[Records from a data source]
*****
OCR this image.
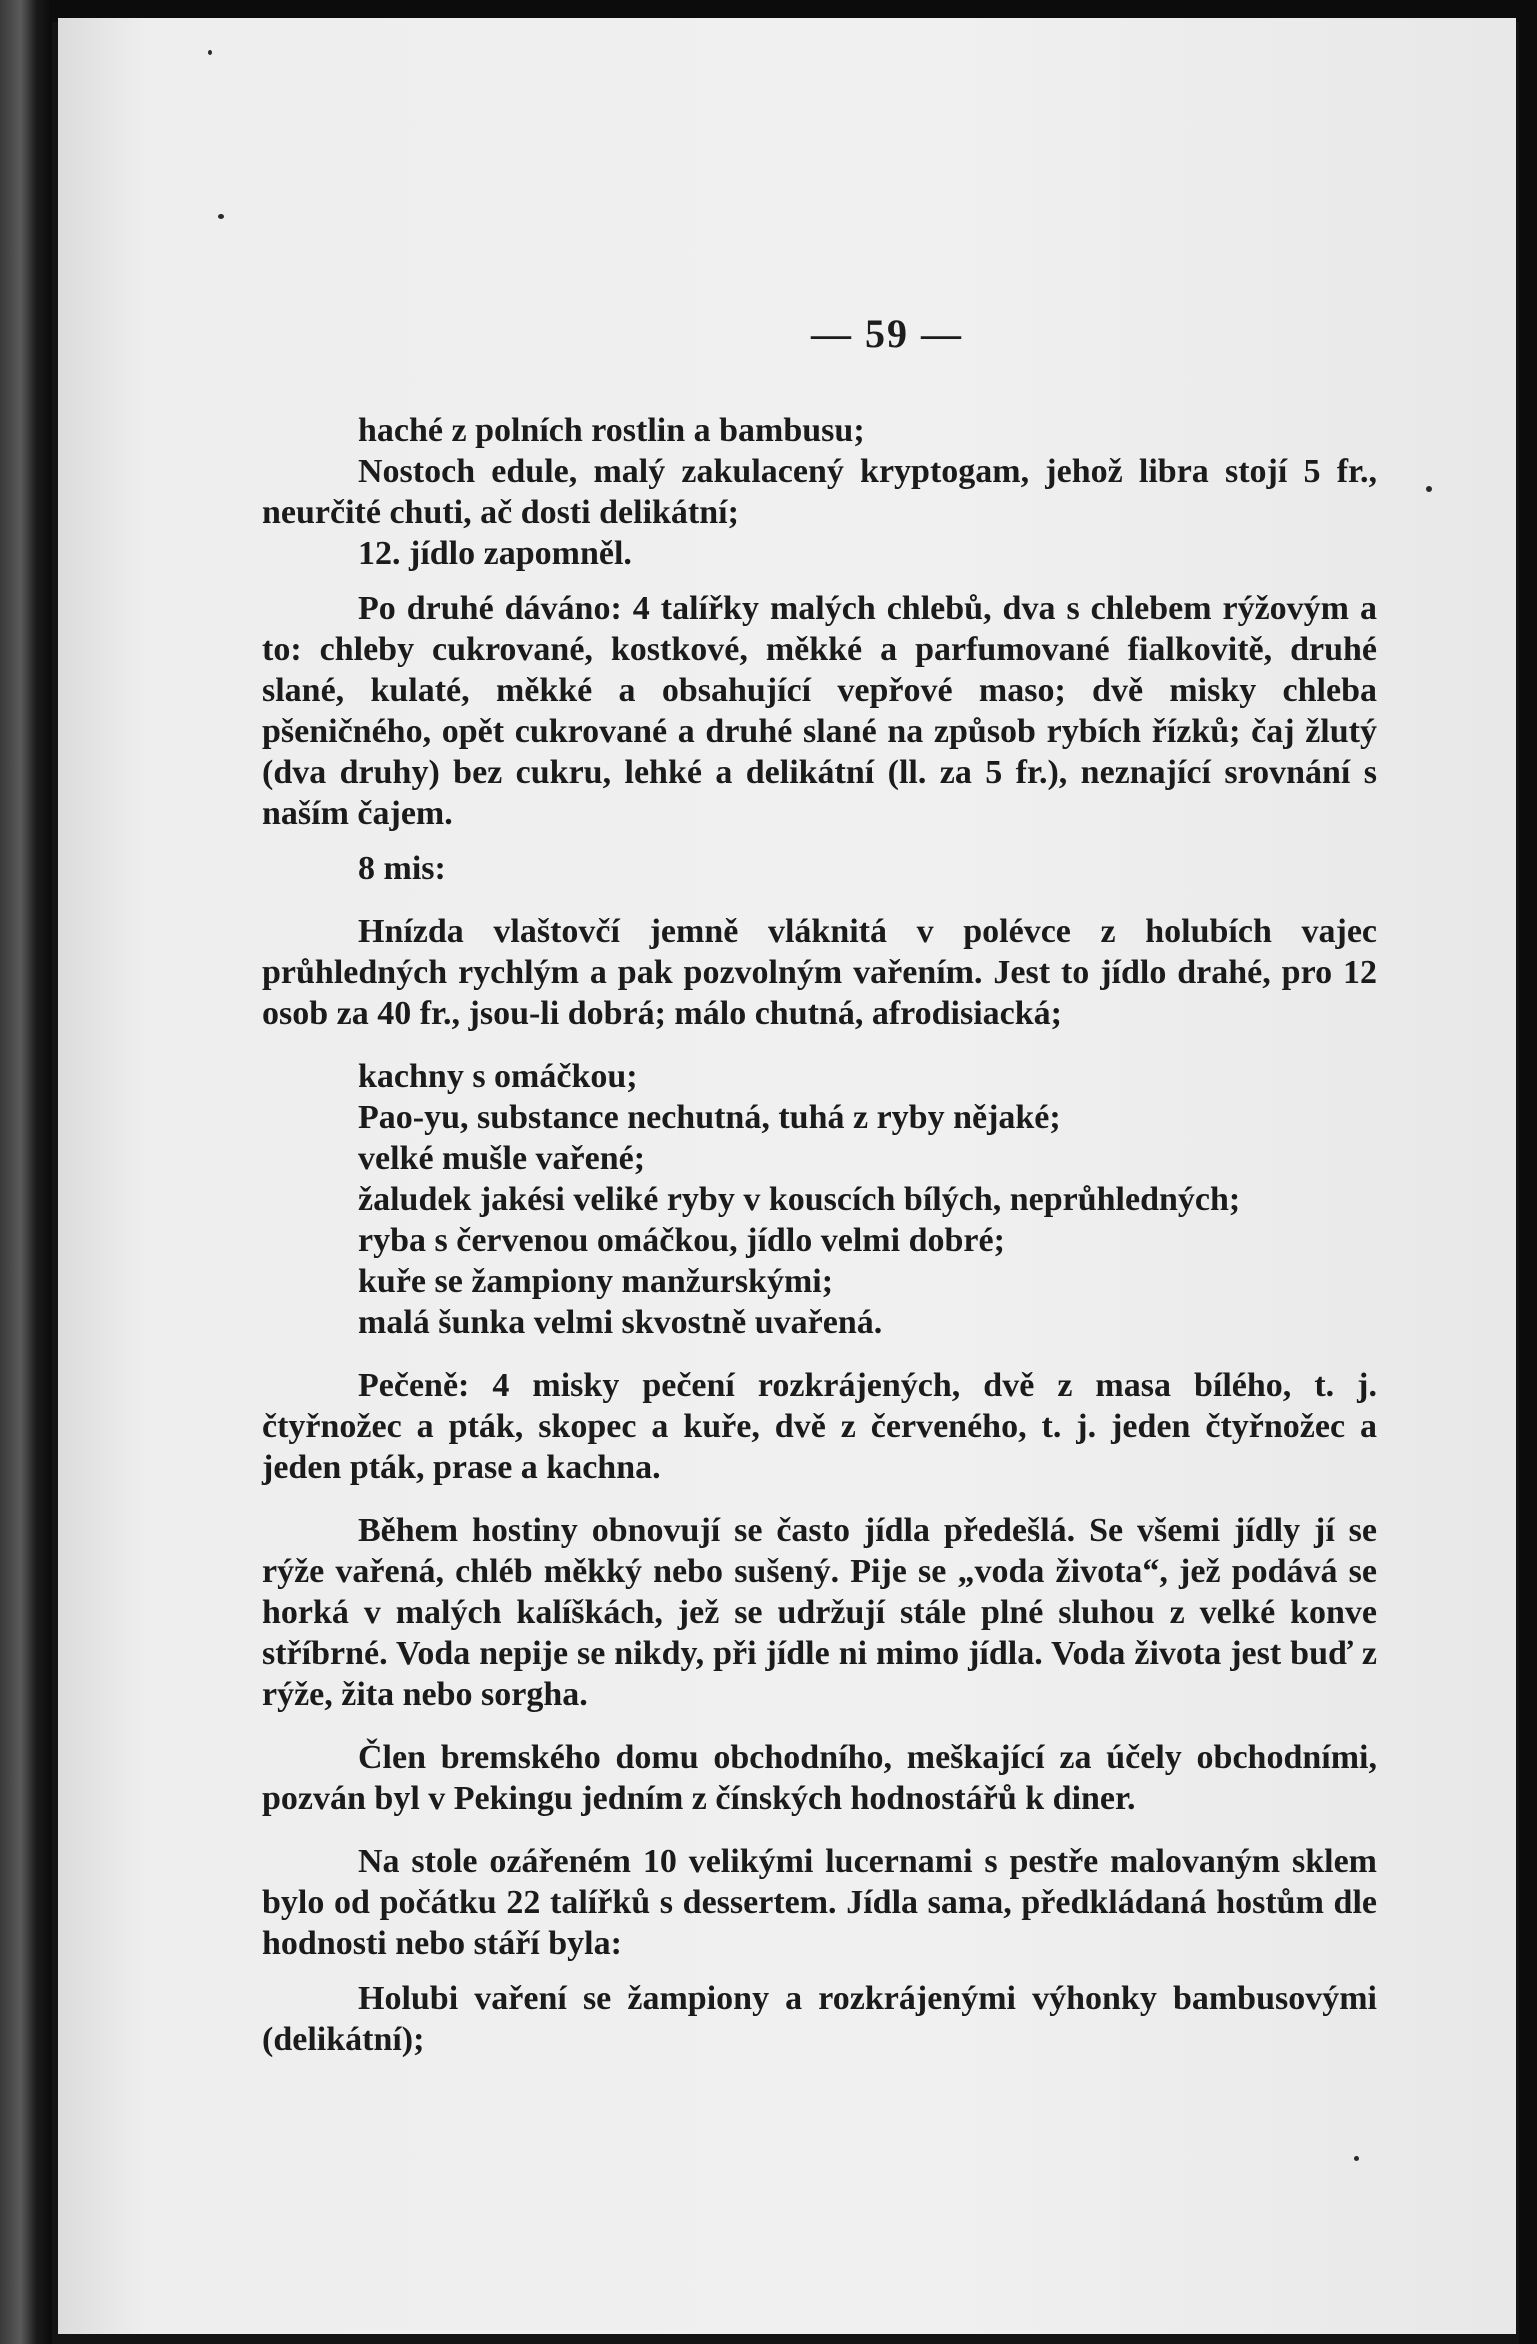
— 59 —

haché z polních rostlin a bambusu;

Nostoch edule, malý zakulacený kryptogam, jehož libra stojí 5 fr., neurčité chuti, ač dosti delikátní;

12. jídlo zapomněl.

Po druhé dáváno: 4 talířky malých chlebů, dva s chlebem rýžovým a to: chleby cukrované, kostkové, měkké a parfumované fialkovitě, druhé slané, kulaté, měkké a obsahující vepřové maso; dvě misky chleba pšeničného, opět cukrované a druhé slané na způsob rybích řízků; čaj žlutý (dva druhy) bez cukru, lehké a delikátní (ll. za 5 fr.), neznající srovnání s naším čajem.

8 mis:

Hnízda vlaštovčí jemně vláknitá v polévce z holubích vajec průhledných rychlým a pak pozvolným vařením. Jest to jídlo drahé, pro 12 osob za 40 fr., jsou-li dobrá; málo chutná, afrodisiacká;

kachny s omáčkou;

Pao-yu, substance nechutná, tuhá z ryby nějaké;

velké mušle vařené;

žaludek jakési veliké ryby v kouscích bílých, neprůhledných;

ryba s červenou omáčkou, jídlo velmi dobré;

kuře se žampiony manžurskými;

malá šunka velmi skvostně uvařená.

Pečeně: 4 misky pečení rozkrájených, dvě z masa bílého, t. j. čtyřnožec a pták, skopec a kuře, dvě z červeného, t. j. jeden čtyřnožec a jeden pták, prase a kachna.

Během hostiny obnovují se často jídla předešlá. Se všemi jídly jí se rýže vařená, chléb měkký nebo sušený. Pije se „voda života“, jež podává se horká v malých kalíškách, jež se udržují stále plné sluhou z velké konve stříbrné. Voda nepije se nikdy, při jídle ni mimo jídla. Voda života jest buď z rýže, žita nebo sorgha.

Člen bremského domu obchodního, meškající za účely obchodními, pozván byl v Pekingu jedním z čínských hodnostářů k diner.

Na stole ozářeném 10 velikými lucernami s pestře malovaným sklem bylo od počátku 22 talířků s dessertem. Jídla sama, předkládaná hostům dle hodnosti nebo stáří byla:

Holubi vaření se žampiony a rozkrájenými výhonky bambusovými (delikátní);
*****
WHAT NEEDS TO BE DONE: Every line above should be returned exactly; the pictures stay out.

EXERCISE ANSWER:
OCR this image.
— 59 —

haché z polních rostlin a bambusu;

Nostoch edule, malý zakulacený kryptogam, jehož libra stojí 5 fr., neurčité chuti, ač dosti delikátní;

12. jídlo zapomněl.

Po druhé dáváno: 4 talířky malých chlebů, dva s chlebem rýžovým a to: chleby cukrované, kostkové, měkké a parfumované fialkovitě, druhé slané, kulaté, měkké a obsahující vepřové maso; dvě misky chleba pšeničného, opět cukrované a druhé slané na způsob rybích řízků; čaj žlutý (dva druhy) bez cukru, lehké a delikátní (ll. za 5 fr.), neznající srovnání s naším čajem.

8 mis:

Hnízda vlaštovčí jemně vláknitá v polévce z holubích vajec průhledných rychlým a pak pozvolným vařením. Jest to jídlo drahé, pro 12 osob za 40 fr., jsou-li dobrá; málo chutná, afrodisiacká;

kachny s omáčkou;

Pao-yu, substance nechutná, tuhá z ryby nějaké;

velké mušle vařené;

žaludek jakési veliké ryby v kouscích bílých, neprůhledných;

ryba s červenou omáčkou, jídlo velmi dobré;

kuře se žampiony manžurskými;

malá šunka velmi skvostně uvařená.

Pečeně: 4 misky pečení rozkrájených, dvě z masa bílého, t. j. čtyřnožec a pták, skopec a kuře, dvě z červeného, t. j. jeden čtyřnožec a jeden pták, prase a kachna.

Během hostiny obnovují se často jídla předešlá. Se všemi jídly jí se rýže vařená, chléb měkký nebo sušený. Pije se „voda života“, jež podává se horká v malých kalíškách, jež se udržují stále plné sluhou z velké konve stříbrné. Voda nepije se nikdy, při jídle ni mimo jídla. Voda života jest buď z rýže, žita nebo sorgha.

Člen bremského domu obchodního, meškající za účely obchodními, pozván byl v Pekingu jedním z čínských hodnostářů k diner.

Na stole ozářeném 10 velikými lucernami s pestře malovaným sklem bylo od počátku 22 talířků s dessertem. Jídla sama, předkládaná hostům dle hodnosti nebo stáří byla:

Holubi vaření se žampiony a rozkrájenými výhonky bambusovými (delikátní);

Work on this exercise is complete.